Data records

◆ ◆ ◆

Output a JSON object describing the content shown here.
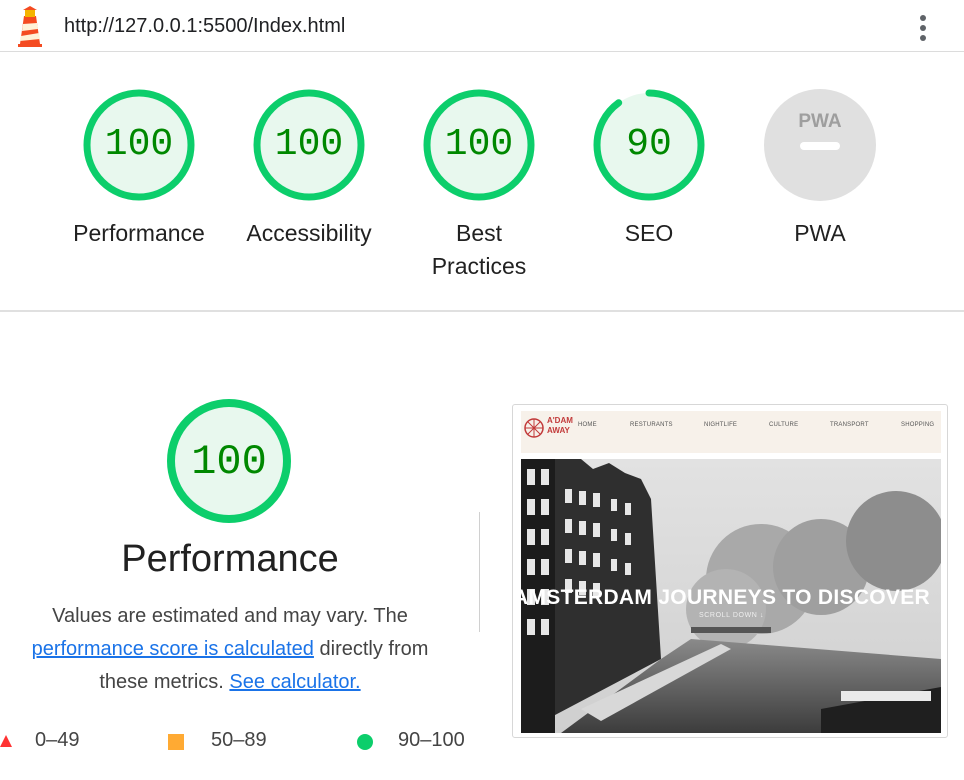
{
  "topbar": {
    "url": "http://127.0.0.1:5500/Index.html"
  },
  "gauges": [
    {
      "score": "100",
      "label": "Performance",
      "value": 100
    },
    {
      "score": "100",
      "label": "Accessibility",
      "value": 100
    },
    {
      "score": "100",
      "label": "Best Practices",
      "value": 100
    },
    {
      "score": "90",
      "label": "SEO",
      "value": 90
    },
    {
      "score": "PWA",
      "label": "PWA"
    }
  ],
  "performance": {
    "score": "100",
    "title": "Performance",
    "desc_part1": "Values are estimated and may vary. The",
    "link1": "performance score is calculated",
    "desc_part2": "directly from",
    "desc_part3": "these metrics.",
    "link2": "See calculator."
  },
  "legend": [
    {
      "range": "0–49",
      "color": "#ff3333",
      "shape": "triangle"
    },
    {
      "range": "50–89",
      "color": "#ffaa33",
      "shape": "square"
    },
    {
      "range": "90–100",
      "color": "#0cce6b",
      "shape": "circle"
    }
  ],
  "screenshot": {
    "brand_line1": "A'DAM",
    "brand_line2": "AWAY",
    "menu": [
      "HOME",
      "RESTURANTS",
      "NIGHTLIFE",
      "CULTURE",
      "TRANSPORT",
      "SHOPPING"
    ],
    "hero_title": "AMSTERDAM JOURNEYS TO DISCOVER",
    "hero_sub": "SCROLL DOWN ↓"
  },
  "colors": {
    "pass": "#0cce6b",
    "pass_text": "#008800",
    "pass_fill": "#e8f8ee",
    "link": "#1a73e8",
    "na": "#e0e0e0"
  }
}
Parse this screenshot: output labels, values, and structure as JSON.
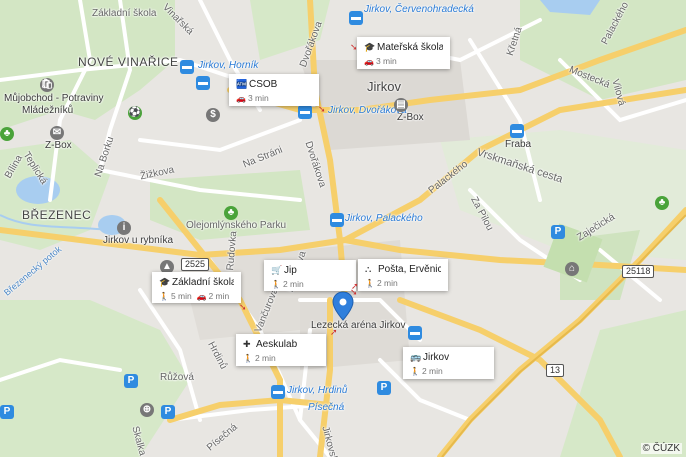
{
  "map": {
    "places": {
      "jirkov": "Jirkov",
      "nove_vinarice": "NOVÉ VINAŘICE",
      "brezenec": "BŘEZENEC",
      "bilina": "Bílina"
    },
    "streets": {
      "zakladni_skola": "Základní škola",
      "na_borku": "Na Borku",
      "zizkova": "Žižkova",
      "na_strani": "Na Stráni",
      "dvorakova": "Dvořákova",
      "dvorakova2": "Dvořákova",
      "olejomlynskeho_park": "Olejomlýnského Parku",
      "teplicka": "Teplická",
      "palackeho": "Palackého",
      "vrskmanska": "Vrskmaňská cesta",
      "za_pilou": "Za Pilou",
      "mostecka": "Mostecká",
      "vilova": "Vilová",
      "zajecicka": "Zaječická",
      "palackeho2": "Palackého",
      "krestna": "Křetná",
      "rudovka": "Rudovka",
      "nemcova": "Němcova",
      "vancurova": "Vančurova",
      "hrdinu": "Hrdinů",
      "ruzova": "Růžová",
      "pisecna": "Písečná",
      "skalka": "Skalka",
      "brezenecky_potok": "Březenecký potok",
      "bezrucova": "Bezručova",
      "jirkovska": "Jirkovská",
      "vinarska": "Vinařská"
    },
    "pois": {
      "mujobchod": "Můjobchod - Potraviny",
      "mladezniku": "Mládežníků",
      "zbox1": "Z-Box",
      "zbox2": "Z-Box",
      "fraba": "Fraba",
      "jirkov_u_rybnika": "Jirkov u rybníka",
      "lezecka_arena": "Lezecká aréna Jirkov"
    },
    "stops": {
      "jirkov_hornik": "Jirkov, Horník",
      "jirkov_cervenohradecka": "Jirkov, Červenohradecká",
      "jirkov_dvorakova": "Jirkov, Dvořákova",
      "jirkov_palackeho": "Jirkov, Palackého",
      "jirkov_hrdinu": "Jirkov, Hrdinů",
      "pisecna_stop": "Písečná"
    },
    "road_numbers": {
      "r2525": "2525",
      "r25118": "25118",
      "r13": "13"
    },
    "cards": [
      {
        "id": "materska",
        "icon": "school-icon",
        "glyph": "🎓",
        "title": "Mateřská škola Ji...",
        "sub_icon": "car-icon",
        "sub_glyph": "🚗",
        "sub": "3 min"
      },
      {
        "id": "csob",
        "icon": "atm-icon",
        "glyph": "🏧",
        "title": "ČSOB",
        "sub_icon": "car-icon",
        "sub_glyph": "🚗",
        "sub": "3 min"
      },
      {
        "id": "jip",
        "icon": "cart-icon",
        "glyph": "🛒",
        "title": "Jip",
        "sub_icon": "walk-icon",
        "sub_glyph": "🚶",
        "sub": "2 min"
      },
      {
        "id": "posta",
        "icon": "post-icon",
        "glyph": "⛬",
        "title": "Pošta, Ervěnická",
        "sub_icon": "walk-icon",
        "sub_glyph": "🚶",
        "sub": "2 min"
      },
      {
        "id": "zakladni",
        "icon": "school-icon",
        "glyph": "🎓",
        "title": "Základní škola Jir...",
        "sub_icon": "walk-icon",
        "sub_glyph": "🚶",
        "sub": "5 min",
        "sub2_glyph": "🚗",
        "sub2": "2 min"
      },
      {
        "id": "aeskulab",
        "icon": "medical-icon",
        "glyph": "✚",
        "title": "Aeskulab",
        "sub_icon": "walk-icon",
        "sub_glyph": "🚶",
        "sub": "2 min"
      },
      {
        "id": "jirkov_stop",
        "icon": "bus-icon",
        "glyph": "🚌",
        "title": "Jirkov",
        "sub_icon": "walk-icon",
        "sub_glyph": "🚶",
        "sub": "2 min"
      }
    ],
    "copyright": "© ČÚZK",
    "colors": {
      "land": "#e8e6e2",
      "green": "#cfe3bf",
      "water": "#a8cdf0",
      "road_major": "#f6cf6b",
      "road_minor": "#ffffff",
      "pin": "#2f7fdc",
      "bus": "#2f8be0"
    }
  }
}
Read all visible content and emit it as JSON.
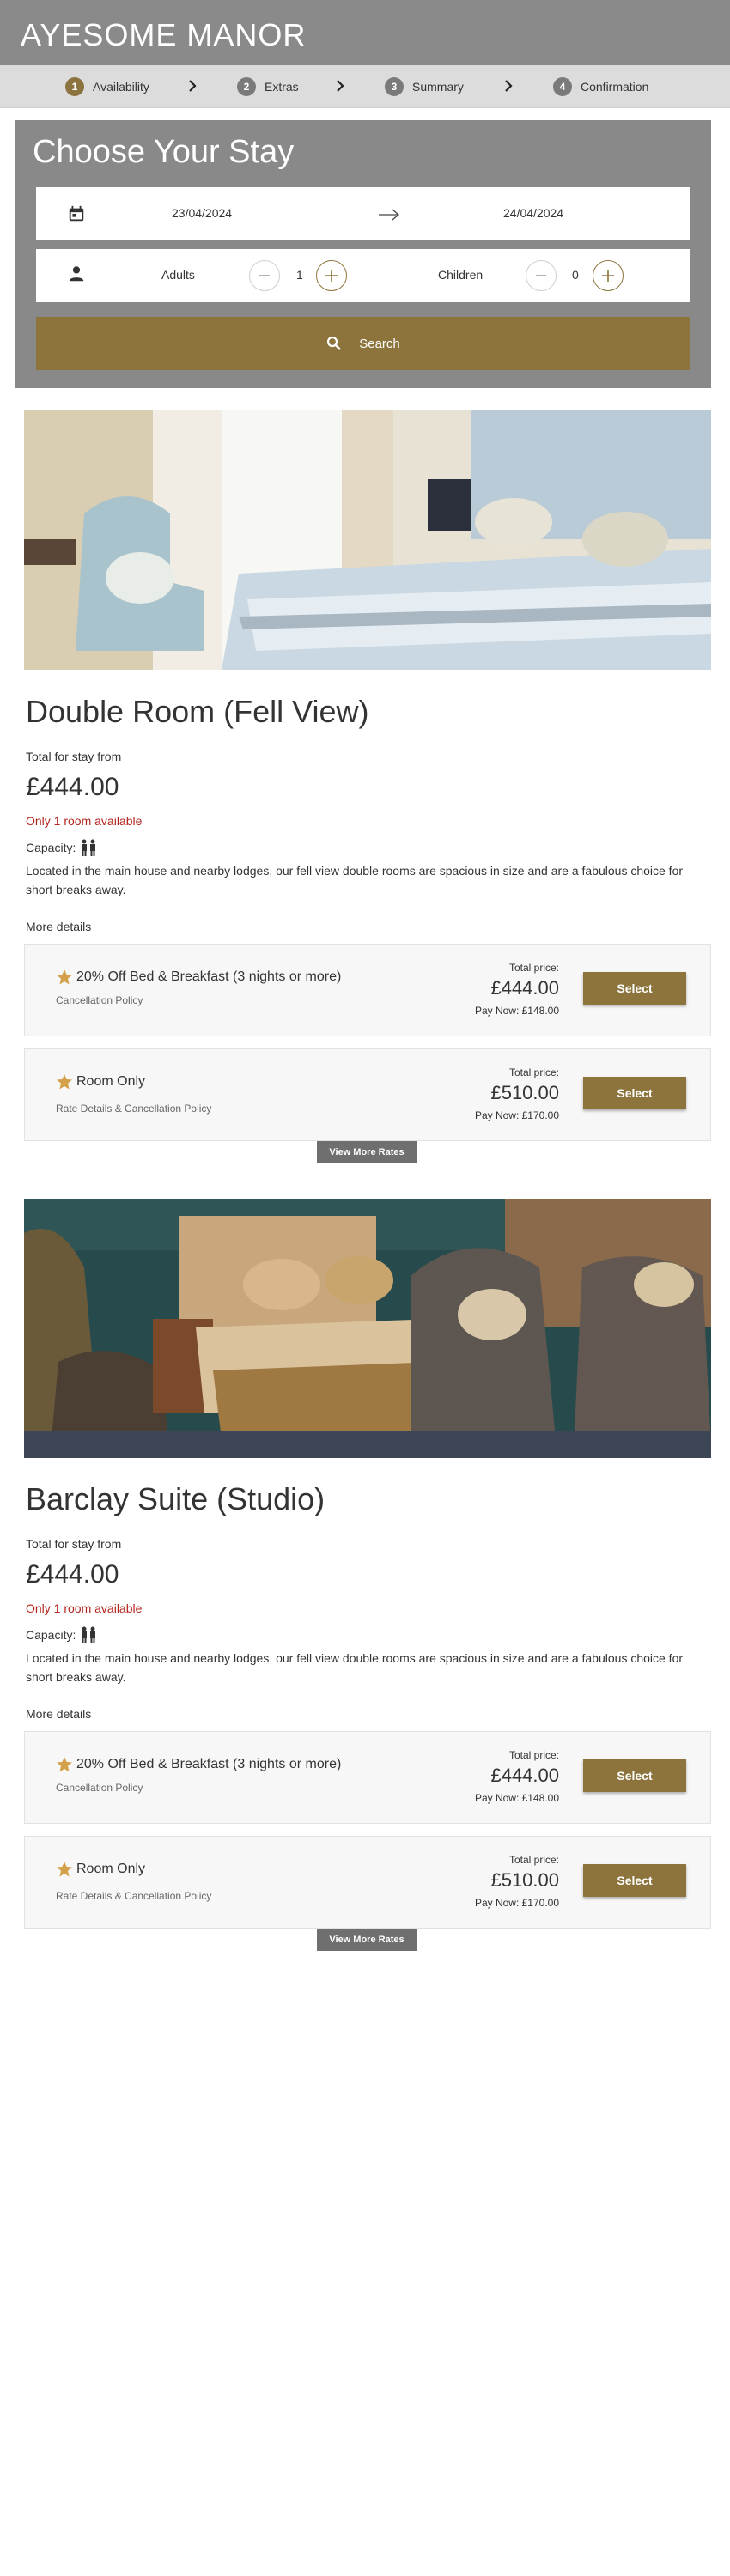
{
  "header": {
    "brand": "AYESOME MANOR"
  },
  "steps": [
    {
      "num": "1",
      "label": "Availability",
      "active": true
    },
    {
      "num": "2",
      "label": "Extras",
      "active": false
    },
    {
      "num": "3",
      "label": "Summary",
      "active": false
    },
    {
      "num": "4",
      "label": "Confirmation",
      "active": false
    }
  ],
  "search": {
    "title": "Choose Your Stay",
    "check_in": "23/04/2024",
    "check_out": "24/04/2024",
    "adults_label": "Adults",
    "adults_value": "1",
    "children_label": "Children",
    "children_value": "0",
    "button_label": "Search"
  },
  "rooms": [
    {
      "name": "Double Room (Fell View)",
      "total_label": "Total for stay from",
      "price": "£444.00",
      "availability": "Only 1 room available",
      "capacity_label": "Capacity:",
      "description": "Located in the main house and nearby lodges, our fell view double rooms are spacious in size and are a fabulous choice for short breaks away.",
      "more_details": "More details",
      "rates": [
        {
          "name": "20% Off Bed & Breakfast (3 nights or more)",
          "sub": "Cancellation Policy",
          "total_label": "Total price:",
          "price": "£444.00",
          "pay_now": "Pay Now: £148.00",
          "select": "Select"
        },
        {
          "name": "Room Only",
          "sub": "Rate Details & Cancellation Policy",
          "total_label": "Total price:",
          "price": "£510.00",
          "pay_now": "Pay Now: £170.00",
          "select": "Select"
        }
      ],
      "view_more": "View More Rates"
    },
    {
      "name": "Barclay Suite (Studio)",
      "total_label": "Total for stay from",
      "price": "£444.00",
      "availability": "Only 1 room available",
      "capacity_label": "Capacity:",
      "description": "Located in the main house and nearby lodges, our fell view double rooms are spacious in size and are a fabulous choice for short breaks away.",
      "more_details": "More details",
      "rates": [
        {
          "name": "20% Off Bed & Breakfast (3 nights or more)",
          "sub": "Cancellation Policy",
          "total_label": "Total price:",
          "price": "£444.00",
          "pay_now": "Pay Now: £148.00",
          "select": "Select"
        },
        {
          "name": "Room Only",
          "sub": "Rate Details & Cancellation Policy",
          "total_label": "Total price:",
          "price": "£510.00",
          "pay_now": "Pay Now: £170.00",
          "select": "Select"
        }
      ],
      "view_more": "View More Rates"
    }
  ],
  "colors": {
    "accent": "#8c743c",
    "header": "#8a8a8a",
    "steps_bg": "#dcdcdc",
    "availability": "#b3261e",
    "star": "#d4a04a"
  },
  "icons": [
    "calendar-icon",
    "arrow-right-icon",
    "person-icon",
    "minus-icon",
    "plus-icon",
    "search-icon",
    "star-icon",
    "capacity-people-icon",
    "chevron-right-icon"
  ]
}
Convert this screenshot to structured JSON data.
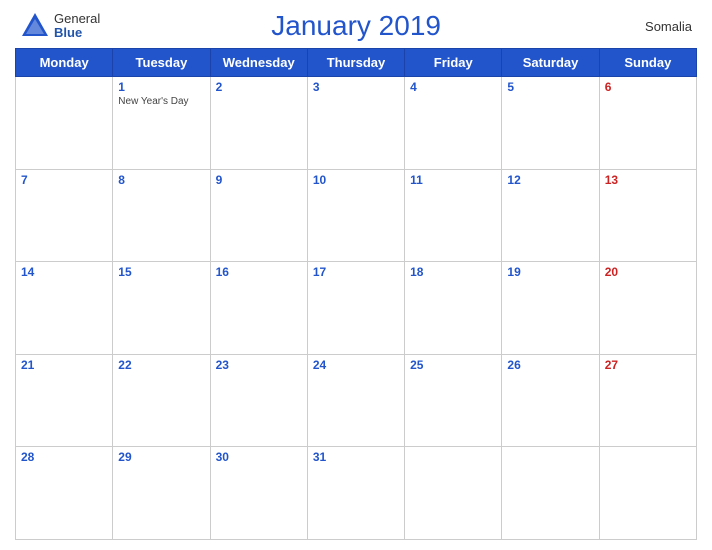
{
  "header": {
    "logo_general": "General",
    "logo_blue": "Blue",
    "title": "January 2019",
    "country": "Somalia"
  },
  "weekdays": [
    "Monday",
    "Tuesday",
    "Wednesday",
    "Thursday",
    "Friday",
    "Saturday",
    "Sunday"
  ],
  "weeks": [
    [
      {
        "day": null
      },
      {
        "day": 1,
        "holiday": "New Year's Day"
      },
      {
        "day": 2
      },
      {
        "day": 3
      },
      {
        "day": 4
      },
      {
        "day": 5
      },
      {
        "day": 6,
        "isSunday": true
      }
    ],
    [
      {
        "day": 7
      },
      {
        "day": 8
      },
      {
        "day": 9
      },
      {
        "day": 10
      },
      {
        "day": 11
      },
      {
        "day": 12
      },
      {
        "day": 13,
        "isSunday": true
      }
    ],
    [
      {
        "day": 14
      },
      {
        "day": 15
      },
      {
        "day": 16
      },
      {
        "day": 17
      },
      {
        "day": 18
      },
      {
        "day": 19
      },
      {
        "day": 20,
        "isSunday": true
      }
    ],
    [
      {
        "day": 21
      },
      {
        "day": 22
      },
      {
        "day": 23
      },
      {
        "day": 24
      },
      {
        "day": 25
      },
      {
        "day": 26
      },
      {
        "day": 27,
        "isSunday": true
      }
    ],
    [
      {
        "day": 28
      },
      {
        "day": 29
      },
      {
        "day": 30
      },
      {
        "day": 31
      },
      {
        "day": null
      },
      {
        "day": null
      },
      {
        "day": null
      }
    ]
  ]
}
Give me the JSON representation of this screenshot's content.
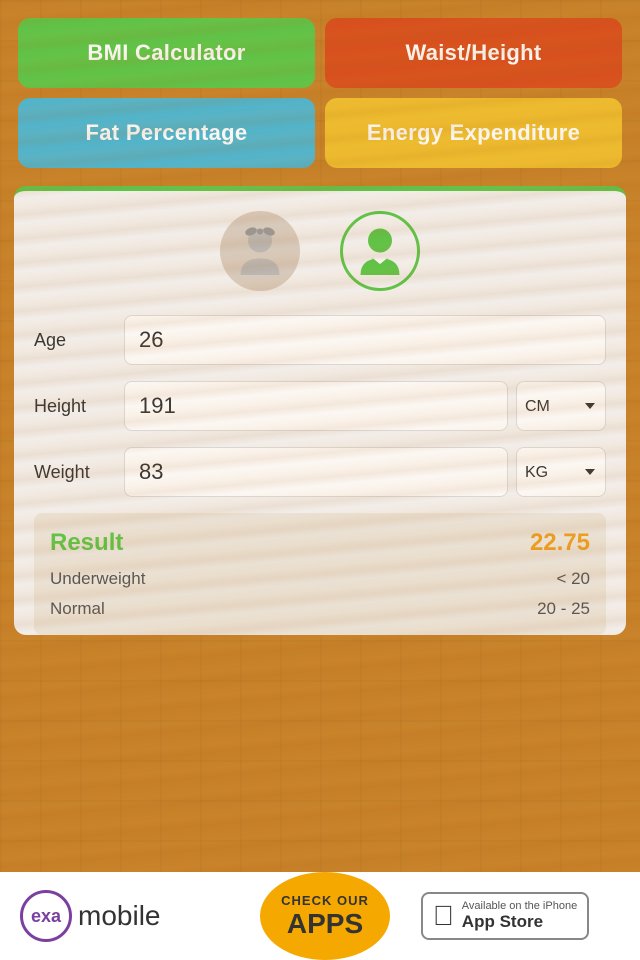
{
  "buttons": {
    "bmi": "BMI Calculator",
    "waist": "Waist/Height",
    "fat": "Fat Percentage",
    "energy": "Energy Expenditure"
  },
  "form": {
    "age_label": "Age",
    "age_value": "26",
    "height_label": "Height",
    "height_value": "191",
    "height_unit": "CM",
    "weight_label": "Weight",
    "weight_value": "83",
    "weight_unit": "KG"
  },
  "result": {
    "label": "Result",
    "value": "22.75",
    "rows": [
      {
        "label": "Underweight",
        "value": "< 20"
      },
      {
        "label": "Normal",
        "value": "20 - 25"
      }
    ]
  },
  "footer": {
    "exa": "exa",
    "mobile": "mobile",
    "check_our": "CHECK OUR",
    "apps": "APPS",
    "available": "Available on the iPhone",
    "app_store": "App Store"
  }
}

◆ ◆ ◆

**DIRECTIONS FOR THIS TASK**
In the records, locate each line holding the string "Písečná" and copy it.

**RESPONSE**
      "pisecna": "Písečná",
      "pisecna_stop": "Písečná"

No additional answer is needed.